Retype each record below word for word. Leave the pictures out.

── Supplied entries ──

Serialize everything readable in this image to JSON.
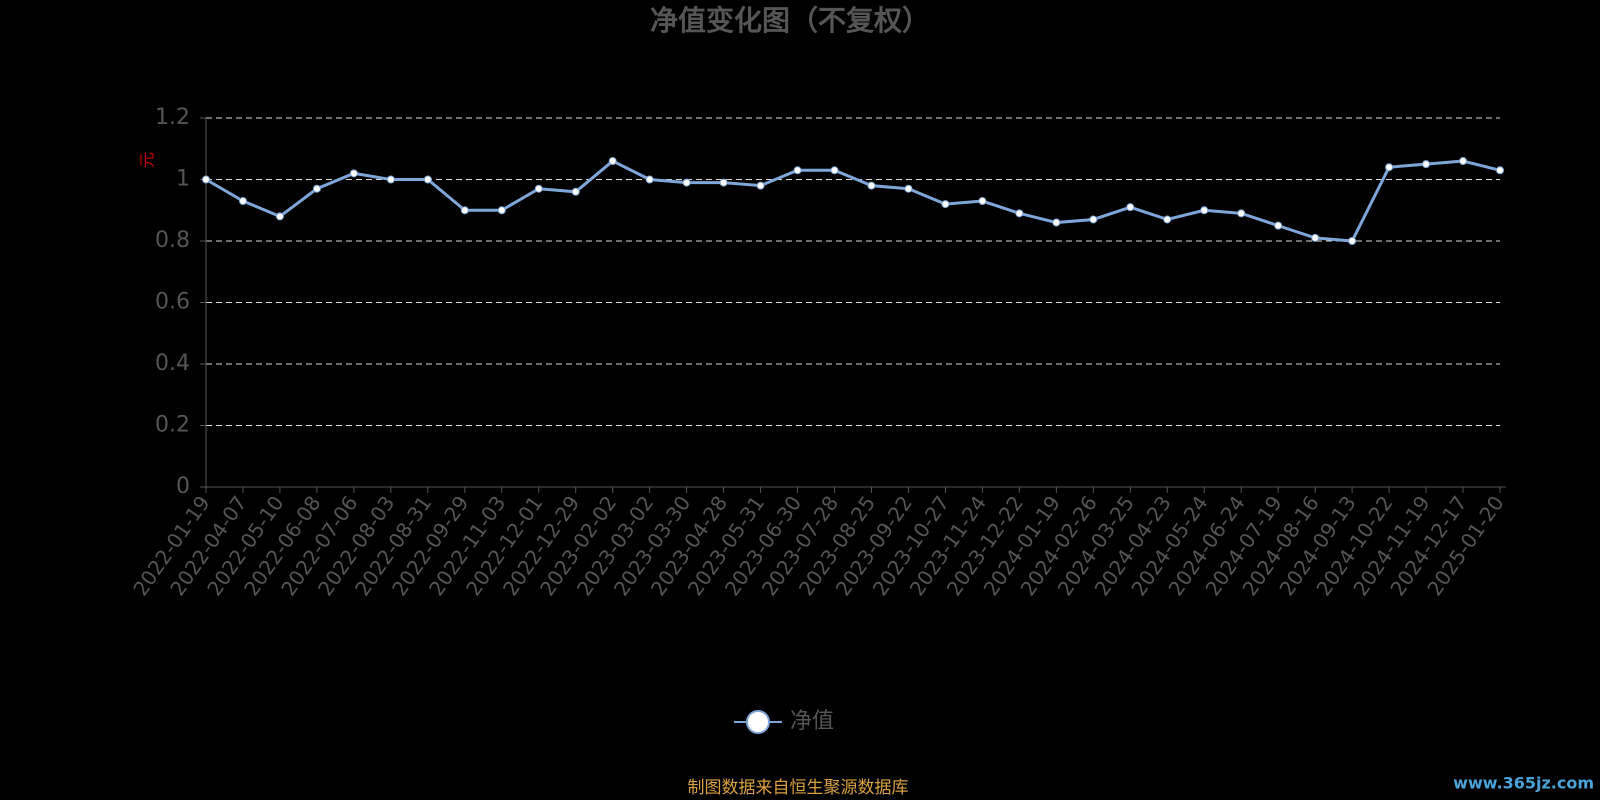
{
  "chart_data": {
    "type": "line",
    "title": "净值变化图（不复权）",
    "y_label": "元",
    "categories": [
      "2022-01-19",
      "2022-04-07",
      "2022-05-10",
      "2022-06-08",
      "2022-07-06",
      "2022-08-03",
      "2022-08-31",
      "2022-09-29",
      "2022-11-03",
      "2022-12-01",
      "2022-12-29",
      "2023-02-02",
      "2023-03-02",
      "2023-03-30",
      "2023-04-28",
      "2023-05-31",
      "2023-06-30",
      "2023-07-28",
      "2023-08-25",
      "2023-09-22",
      "2023-10-27",
      "2023-11-24",
      "2023-12-22",
      "2024-01-19",
      "2024-02-26",
      "2024-03-25",
      "2024-04-23",
      "2024-05-24",
      "2024-06-24",
      "2024-07-19",
      "2024-08-16",
      "2024-09-13",
      "2024-10-22",
      "2024-11-19",
      "2024-12-17",
      "2025-01-20"
    ],
    "series": [
      {
        "name": "净值",
        "color": "#7fa6d9",
        "values": [
          1.0,
          0.93,
          0.88,
          0.97,
          1.02,
          1.0,
          1.0,
          0.9,
          0.9,
          0.97,
          0.96,
          1.06,
          1.0,
          0.99,
          0.99,
          0.98,
          1.03,
          1.03,
          0.98,
          0.97,
          0.92,
          0.93,
          0.89,
          0.86,
          0.87,
          0.91,
          0.87,
          0.9,
          0.89,
          0.85,
          0.81,
          0.8,
          1.04,
          1.05,
          1.06,
          1.03
        ]
      }
    ],
    "ylim": [
      0,
      1.2
    ],
    "yticks": [
      0,
      0.2,
      0.4,
      0.6,
      0.8,
      1,
      1.2
    ],
    "grid": true,
    "legend": "bottom",
    "source": "制图数据来自恒生聚源数据库",
    "watermark": "www.365jz.com"
  }
}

───

▶ Completed exercise:
Serialize everything readable in this image to JSON.
{
  "chart_data": {
    "type": "line",
    "title": "净值变化图（不复权）",
    "y_label": "元",
    "categories": [
      "2022-01-19",
      "2022-04-07",
      "2022-05-10",
      "2022-06-08",
      "2022-07-06",
      "2022-08-03",
      "2022-08-31",
      "2022-09-29",
      "2022-11-03",
      "2022-12-01",
      "2022-12-29",
      "2023-02-02",
      "2023-03-02",
      "2023-03-30",
      "2023-04-28",
      "2023-05-31",
      "2023-06-30",
      "2023-07-28",
      "2023-08-25",
      "2023-09-22",
      "2023-10-27",
      "2023-11-24",
      "2023-12-22",
      "2024-01-19",
      "2024-02-26",
      "2024-03-25",
      "2024-04-23",
      "2024-05-24",
      "2024-06-24",
      "2024-07-19",
      "2024-08-16",
      "2024-09-13",
      "2024-10-22",
      "2024-11-19",
      "2024-12-17",
      "2025-01-20"
    ],
    "series": [
      {
        "name": "净值",
        "color": "#7fa6d9",
        "values": [
          1.0,
          0.93,
          0.88,
          0.97,
          1.02,
          1.0,
          1.0,
          0.9,
          0.9,
          0.97,
          0.96,
          1.06,
          1.0,
          0.99,
          0.99,
          0.98,
          1.03,
          1.03,
          0.98,
          0.97,
          0.92,
          0.93,
          0.89,
          0.86,
          0.87,
          0.91,
          0.87,
          0.9,
          0.89,
          0.85,
          0.81,
          0.8,
          1.04,
          1.05,
          1.06,
          1.03
        ]
      }
    ],
    "ylim": [
      0,
      1.2
    ],
    "yticks": [
      0,
      0.2,
      0.4,
      0.6,
      0.8,
      1,
      1.2
    ],
    "grid": true,
    "legend": "bottom",
    "source": "制图数据来自恒生聚源数据库",
    "watermark": "www.365jz.com"
  }
}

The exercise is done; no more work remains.